------ Exercise inputs
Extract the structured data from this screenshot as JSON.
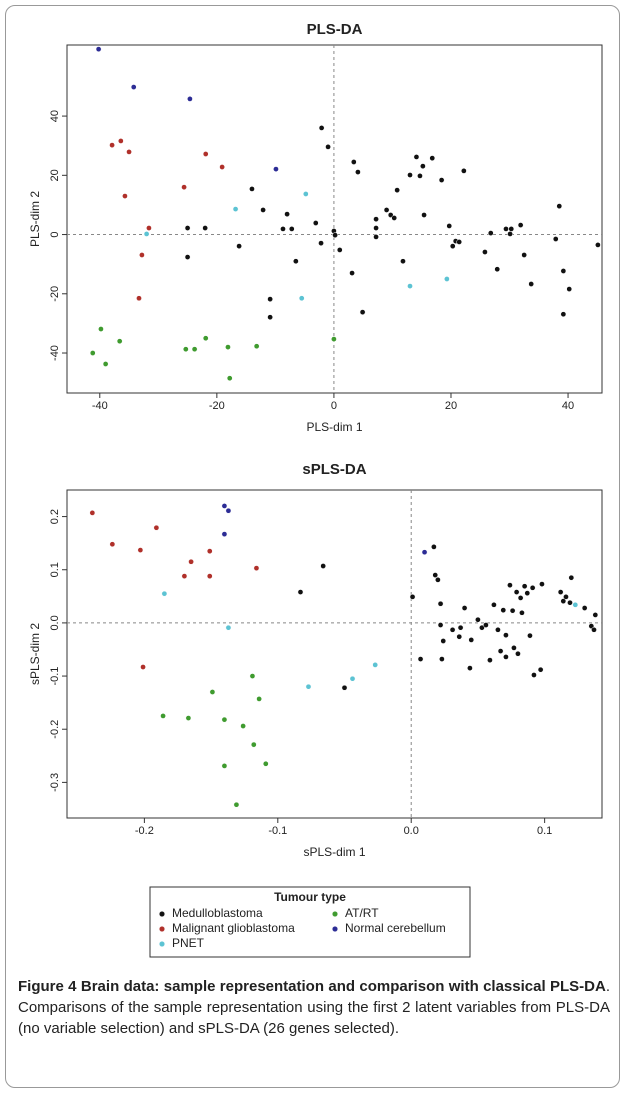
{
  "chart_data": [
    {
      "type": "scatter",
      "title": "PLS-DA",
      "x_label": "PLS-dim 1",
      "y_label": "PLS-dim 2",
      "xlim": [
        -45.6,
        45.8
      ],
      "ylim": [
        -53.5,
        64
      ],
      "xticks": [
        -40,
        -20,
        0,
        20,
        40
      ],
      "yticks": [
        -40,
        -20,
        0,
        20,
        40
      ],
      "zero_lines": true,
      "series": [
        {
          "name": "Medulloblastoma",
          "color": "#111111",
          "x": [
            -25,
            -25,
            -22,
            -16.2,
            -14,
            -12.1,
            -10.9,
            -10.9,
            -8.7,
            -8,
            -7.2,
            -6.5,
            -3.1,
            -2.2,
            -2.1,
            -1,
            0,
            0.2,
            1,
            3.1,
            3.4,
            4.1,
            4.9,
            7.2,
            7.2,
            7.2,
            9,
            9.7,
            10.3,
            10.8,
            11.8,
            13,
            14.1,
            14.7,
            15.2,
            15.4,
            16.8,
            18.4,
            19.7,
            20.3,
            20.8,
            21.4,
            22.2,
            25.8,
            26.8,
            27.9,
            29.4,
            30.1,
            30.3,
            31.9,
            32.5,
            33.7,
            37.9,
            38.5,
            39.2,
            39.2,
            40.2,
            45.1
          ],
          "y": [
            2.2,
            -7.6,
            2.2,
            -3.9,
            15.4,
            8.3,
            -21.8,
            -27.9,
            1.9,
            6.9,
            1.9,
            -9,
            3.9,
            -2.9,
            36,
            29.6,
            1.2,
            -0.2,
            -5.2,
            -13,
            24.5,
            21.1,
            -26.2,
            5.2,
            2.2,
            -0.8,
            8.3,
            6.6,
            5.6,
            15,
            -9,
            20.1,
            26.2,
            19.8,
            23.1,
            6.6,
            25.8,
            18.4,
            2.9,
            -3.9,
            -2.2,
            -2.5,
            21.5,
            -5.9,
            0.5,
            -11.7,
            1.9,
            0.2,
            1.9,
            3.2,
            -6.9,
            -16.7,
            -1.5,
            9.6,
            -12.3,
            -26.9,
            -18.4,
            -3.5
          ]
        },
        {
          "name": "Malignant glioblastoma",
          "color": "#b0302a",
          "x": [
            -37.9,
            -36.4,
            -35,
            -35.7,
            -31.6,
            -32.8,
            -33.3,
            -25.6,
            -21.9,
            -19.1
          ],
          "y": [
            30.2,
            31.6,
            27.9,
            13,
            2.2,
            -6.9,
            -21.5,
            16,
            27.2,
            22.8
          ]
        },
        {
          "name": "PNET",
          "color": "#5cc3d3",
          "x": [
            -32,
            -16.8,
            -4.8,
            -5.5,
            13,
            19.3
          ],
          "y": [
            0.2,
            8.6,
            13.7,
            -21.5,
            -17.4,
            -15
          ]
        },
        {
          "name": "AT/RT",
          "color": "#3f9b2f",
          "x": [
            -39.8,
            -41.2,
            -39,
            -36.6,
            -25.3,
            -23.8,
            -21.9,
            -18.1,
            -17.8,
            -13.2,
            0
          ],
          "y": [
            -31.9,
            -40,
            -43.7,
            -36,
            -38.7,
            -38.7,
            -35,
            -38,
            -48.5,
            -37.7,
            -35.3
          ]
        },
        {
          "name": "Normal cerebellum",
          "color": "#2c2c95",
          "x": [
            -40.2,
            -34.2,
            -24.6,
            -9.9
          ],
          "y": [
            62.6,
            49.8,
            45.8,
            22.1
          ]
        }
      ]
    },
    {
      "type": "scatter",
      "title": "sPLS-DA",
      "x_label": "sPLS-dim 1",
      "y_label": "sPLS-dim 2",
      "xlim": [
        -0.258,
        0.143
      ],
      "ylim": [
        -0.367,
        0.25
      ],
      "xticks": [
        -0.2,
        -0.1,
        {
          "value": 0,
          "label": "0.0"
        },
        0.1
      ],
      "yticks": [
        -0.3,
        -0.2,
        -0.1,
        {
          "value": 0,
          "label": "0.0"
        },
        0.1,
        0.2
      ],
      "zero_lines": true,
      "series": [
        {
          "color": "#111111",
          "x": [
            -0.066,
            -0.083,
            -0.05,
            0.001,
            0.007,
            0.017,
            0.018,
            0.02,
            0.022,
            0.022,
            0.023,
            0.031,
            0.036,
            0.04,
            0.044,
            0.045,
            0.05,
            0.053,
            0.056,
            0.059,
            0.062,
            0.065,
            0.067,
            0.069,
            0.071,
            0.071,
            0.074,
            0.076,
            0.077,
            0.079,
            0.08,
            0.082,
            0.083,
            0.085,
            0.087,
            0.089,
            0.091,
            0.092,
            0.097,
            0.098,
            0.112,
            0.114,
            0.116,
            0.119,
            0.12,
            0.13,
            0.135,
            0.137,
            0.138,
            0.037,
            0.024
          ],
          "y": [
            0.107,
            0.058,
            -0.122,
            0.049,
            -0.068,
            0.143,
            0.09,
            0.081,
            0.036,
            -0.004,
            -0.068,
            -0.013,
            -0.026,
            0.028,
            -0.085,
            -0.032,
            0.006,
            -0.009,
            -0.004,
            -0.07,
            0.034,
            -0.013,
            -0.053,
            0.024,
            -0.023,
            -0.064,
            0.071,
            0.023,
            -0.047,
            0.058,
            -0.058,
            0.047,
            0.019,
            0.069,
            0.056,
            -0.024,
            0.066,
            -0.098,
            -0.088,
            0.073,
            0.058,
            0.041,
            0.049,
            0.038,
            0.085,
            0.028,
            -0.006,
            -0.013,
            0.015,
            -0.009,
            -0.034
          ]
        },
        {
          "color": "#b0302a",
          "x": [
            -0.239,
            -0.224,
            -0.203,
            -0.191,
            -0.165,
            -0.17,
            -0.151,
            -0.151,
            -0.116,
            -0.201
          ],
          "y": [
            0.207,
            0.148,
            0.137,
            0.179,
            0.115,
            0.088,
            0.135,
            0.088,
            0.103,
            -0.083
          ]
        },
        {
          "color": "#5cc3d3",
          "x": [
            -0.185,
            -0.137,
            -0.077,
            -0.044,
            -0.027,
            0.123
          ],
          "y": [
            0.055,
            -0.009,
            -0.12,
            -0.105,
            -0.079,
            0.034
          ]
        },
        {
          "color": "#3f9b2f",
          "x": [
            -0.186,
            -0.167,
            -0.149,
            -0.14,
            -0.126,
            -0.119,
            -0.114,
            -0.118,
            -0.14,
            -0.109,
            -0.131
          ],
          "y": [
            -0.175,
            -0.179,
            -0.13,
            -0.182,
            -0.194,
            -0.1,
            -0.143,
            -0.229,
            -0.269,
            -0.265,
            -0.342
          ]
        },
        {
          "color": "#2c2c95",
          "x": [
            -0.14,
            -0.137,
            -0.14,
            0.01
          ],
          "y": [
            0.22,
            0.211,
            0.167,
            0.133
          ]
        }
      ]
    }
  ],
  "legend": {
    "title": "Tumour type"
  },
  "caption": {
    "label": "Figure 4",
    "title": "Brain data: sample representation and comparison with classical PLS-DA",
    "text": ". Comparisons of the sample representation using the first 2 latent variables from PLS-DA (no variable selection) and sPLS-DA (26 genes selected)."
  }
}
------------
[Problem statement]:
A verbatim copy of every record is required, with all pictures excluded.

[Solution below]:
Extract the structured data from this screenshot as JSON.
{
  "chart_data": [
    {
      "type": "scatter",
      "title": "PLS-DA",
      "x_label": "PLS-dim 1",
      "y_label": "PLS-dim 2",
      "xlim": [
        -45.6,
        45.8
      ],
      "ylim": [
        -53.5,
        64
      ],
      "xticks": [
        -40,
        -20,
        0,
        20,
        40
      ],
      "yticks": [
        -40,
        -20,
        0,
        20,
        40
      ],
      "zero_lines": true,
      "series": [
        {
          "name": "Medulloblastoma",
          "color": "#111111",
          "x": [
            -25,
            -25,
            -22,
            -16.2,
            -14,
            -12.1,
            -10.9,
            -10.9,
            -8.7,
            -8,
            -7.2,
            -6.5,
            -3.1,
            -2.2,
            -2.1,
            -1,
            0,
            0.2,
            1,
            3.1,
            3.4,
            4.1,
            4.9,
            7.2,
            7.2,
            7.2,
            9,
            9.7,
            10.3,
            10.8,
            11.8,
            13,
            14.1,
            14.7,
            15.2,
            15.4,
            16.8,
            18.4,
            19.7,
            20.3,
            20.8,
            21.4,
            22.2,
            25.8,
            26.8,
            27.9,
            29.4,
            30.1,
            30.3,
            31.9,
            32.5,
            33.7,
            37.9,
            38.5,
            39.2,
            39.2,
            40.2,
            45.1
          ],
          "y": [
            2.2,
            -7.6,
            2.2,
            -3.9,
            15.4,
            8.3,
            -21.8,
            -27.9,
            1.9,
            6.9,
            1.9,
            -9,
            3.9,
            -2.9,
            36,
            29.6,
            1.2,
            -0.2,
            -5.2,
            -13,
            24.5,
            21.1,
            -26.2,
            5.2,
            2.2,
            -0.8,
            8.3,
            6.6,
            5.6,
            15,
            -9,
            20.1,
            26.2,
            19.8,
            23.1,
            6.6,
            25.8,
            18.4,
            2.9,
            -3.9,
            -2.2,
            -2.5,
            21.5,
            -5.9,
            0.5,
            -11.7,
            1.9,
            0.2,
            1.9,
            3.2,
            -6.9,
            -16.7,
            -1.5,
            9.6,
            -12.3,
            -26.9,
            -18.4,
            -3.5
          ]
        },
        {
          "name": "Malignant glioblastoma",
          "color": "#b0302a",
          "x": [
            -37.9,
            -36.4,
            -35,
            -35.7,
            -31.6,
            -32.8,
            -33.3,
            -25.6,
            -21.9,
            -19.1
          ],
          "y": [
            30.2,
            31.6,
            27.9,
            13,
            2.2,
            -6.9,
            -21.5,
            16,
            27.2,
            22.8
          ]
        },
        {
          "name": "PNET",
          "color": "#5cc3d3",
          "x": [
            -32,
            -16.8,
            -4.8,
            -5.5,
            13,
            19.3
          ],
          "y": [
            0.2,
            8.6,
            13.7,
            -21.5,
            -17.4,
            -15
          ]
        },
        {
          "name": "AT/RT",
          "color": "#3f9b2f",
          "x": [
            -39.8,
            -41.2,
            -39,
            -36.6,
            -25.3,
            -23.8,
            -21.9,
            -18.1,
            -17.8,
            -13.2,
            0
          ],
          "y": [
            -31.9,
            -40,
            -43.7,
            -36,
            -38.7,
            -38.7,
            -35,
            -38,
            -48.5,
            -37.7,
            -35.3
          ]
        },
        {
          "name": "Normal cerebellum",
          "color": "#2c2c95",
          "x": [
            -40.2,
            -34.2,
            -24.6,
            -9.9
          ],
          "y": [
            62.6,
            49.8,
            45.8,
            22.1
          ]
        }
      ]
    },
    {
      "type": "scatter",
      "title": "sPLS-DA",
      "x_label": "sPLS-dim 1",
      "y_label": "sPLS-dim 2",
      "xlim": [
        -0.258,
        0.143
      ],
      "ylim": [
        -0.367,
        0.25
      ],
      "xticks": [
        -0.2,
        -0.1,
        {
          "value": 0,
          "label": "0.0"
        },
        0.1
      ],
      "yticks": [
        -0.3,
        -0.2,
        -0.1,
        {
          "value": 0,
          "label": "0.0"
        },
        0.1,
        0.2
      ],
      "zero_lines": true,
      "series": [
        {
          "color": "#111111",
          "x": [
            -0.066,
            -0.083,
            -0.05,
            0.001,
            0.007,
            0.017,
            0.018,
            0.02,
            0.022,
            0.022,
            0.023,
            0.031,
            0.036,
            0.04,
            0.044,
            0.045,
            0.05,
            0.053,
            0.056,
            0.059,
            0.062,
            0.065,
            0.067,
            0.069,
            0.071,
            0.071,
            0.074,
            0.076,
            0.077,
            0.079,
            0.08,
            0.082,
            0.083,
            0.085,
            0.087,
            0.089,
            0.091,
            0.092,
            0.097,
            0.098,
            0.112,
            0.114,
            0.116,
            0.119,
            0.12,
            0.13,
            0.135,
            0.137,
            0.138,
            0.037,
            0.024
          ],
          "y": [
            0.107,
            0.058,
            -0.122,
            0.049,
            -0.068,
            0.143,
            0.09,
            0.081,
            0.036,
            -0.004,
            -0.068,
            -0.013,
            -0.026,
            0.028,
            -0.085,
            -0.032,
            0.006,
            -0.009,
            -0.004,
            -0.07,
            0.034,
            -0.013,
            -0.053,
            0.024,
            -0.023,
            -0.064,
            0.071,
            0.023,
            -0.047,
            0.058,
            -0.058,
            0.047,
            0.019,
            0.069,
            0.056,
            -0.024,
            0.066,
            -0.098,
            -0.088,
            0.073,
            0.058,
            0.041,
            0.049,
            0.038,
            0.085,
            0.028,
            -0.006,
            -0.013,
            0.015,
            -0.009,
            -0.034
          ]
        },
        {
          "color": "#b0302a",
          "x": [
            -0.239,
            -0.224,
            -0.203,
            -0.191,
            -0.165,
            -0.17,
            -0.151,
            -0.151,
            -0.116,
            -0.201
          ],
          "y": [
            0.207,
            0.148,
            0.137,
            0.179,
            0.115,
            0.088,
            0.135,
            0.088,
            0.103,
            -0.083
          ]
        },
        {
          "color": "#5cc3d3",
          "x": [
            -0.185,
            -0.137,
            -0.077,
            -0.044,
            -0.027,
            0.123
          ],
          "y": [
            0.055,
            -0.009,
            -0.12,
            -0.105,
            -0.079,
            0.034
          ]
        },
        {
          "color": "#3f9b2f",
          "x": [
            -0.186,
            -0.167,
            -0.149,
            -0.14,
            -0.126,
            -0.119,
            -0.114,
            -0.118,
            -0.14,
            -0.109,
            -0.131
          ],
          "y": [
            -0.175,
            -0.179,
            -0.13,
            -0.182,
            -0.194,
            -0.1,
            -0.143,
            -0.229,
            -0.269,
            -0.265,
            -0.342
          ]
        },
        {
          "color": "#2c2c95",
          "x": [
            -0.14,
            -0.137,
            -0.14,
            0.01
          ],
          "y": [
            0.22,
            0.211,
            0.167,
            0.133
          ]
        }
      ]
    }
  ],
  "legend": {
    "title": "Tumour type"
  },
  "caption": {
    "label": "Figure 4",
    "title": "Brain data: sample representation and comparison with classical PLS-DA",
    "text": ". Comparisons of the sample representation using the first 2 latent variables from PLS-DA (no variable selection) and sPLS-DA (26 genes selected)."
  }
}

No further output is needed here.